■ EXERCISE REQUIREMENTS ■
Would you quote every entry exactly, dropping only the pictures?

■ RECORDS FOR THIS EXERCISE ■
--- Begin ---

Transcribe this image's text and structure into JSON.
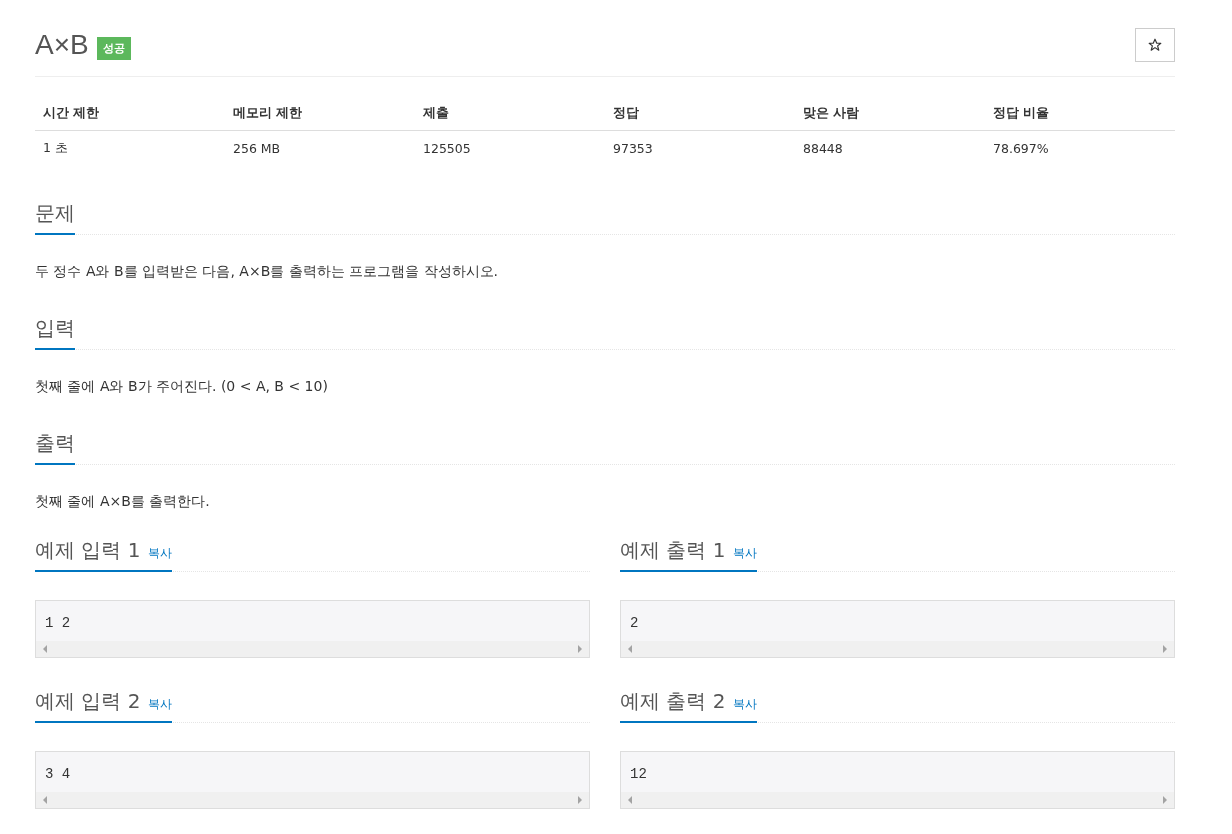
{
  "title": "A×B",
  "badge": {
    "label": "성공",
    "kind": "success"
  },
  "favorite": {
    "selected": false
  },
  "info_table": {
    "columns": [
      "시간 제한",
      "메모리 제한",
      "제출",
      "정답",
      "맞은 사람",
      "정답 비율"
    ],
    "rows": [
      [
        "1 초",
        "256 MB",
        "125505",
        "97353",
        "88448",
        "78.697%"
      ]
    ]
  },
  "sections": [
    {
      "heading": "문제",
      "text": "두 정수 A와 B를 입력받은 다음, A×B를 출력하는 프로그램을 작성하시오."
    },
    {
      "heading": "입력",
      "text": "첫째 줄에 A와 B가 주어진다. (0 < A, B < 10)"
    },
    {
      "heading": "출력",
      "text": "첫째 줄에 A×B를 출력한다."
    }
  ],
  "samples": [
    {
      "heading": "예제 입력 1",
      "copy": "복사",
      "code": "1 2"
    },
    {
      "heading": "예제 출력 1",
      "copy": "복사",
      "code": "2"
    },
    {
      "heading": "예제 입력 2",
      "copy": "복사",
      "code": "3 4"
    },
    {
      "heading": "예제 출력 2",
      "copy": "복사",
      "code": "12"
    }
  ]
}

--- End ---

■ WRITTEN ANSWER ■
Transcribe this image's text and structure into JSON.
{
  "title": "A×B",
  "badge": {
    "label": "성공",
    "kind": "success"
  },
  "favorite": {
    "selected": false
  },
  "info_table": {
    "columns": [
      "시간 제한",
      "메모리 제한",
      "제출",
      "정답",
      "맞은 사람",
      "정답 비율"
    ],
    "rows": [
      [
        "1 초",
        "256 MB",
        "125505",
        "97353",
        "88448",
        "78.697%"
      ]
    ]
  },
  "sections": [
    {
      "heading": "문제",
      "text": "두 정수 A와 B를 입력받은 다음, A×B를 출력하는 프로그램을 작성하시오."
    },
    {
      "heading": "입력",
      "text": "첫째 줄에 A와 B가 주어진다. (0 < A, B < 10)"
    },
    {
      "heading": "출력",
      "text": "첫째 줄에 A×B를 출력한다."
    }
  ],
  "samples": [
    {
      "heading": "예제 입력 1",
      "copy": "복사",
      "code": "1 2"
    },
    {
      "heading": "예제 출력 1",
      "copy": "복사",
      "code": "2"
    },
    {
      "heading": "예제 입력 2",
      "copy": "복사",
      "code": "3 4"
    },
    {
      "heading": "예제 출력 2",
      "copy": "복사",
      "code": "12"
    }
  ]
}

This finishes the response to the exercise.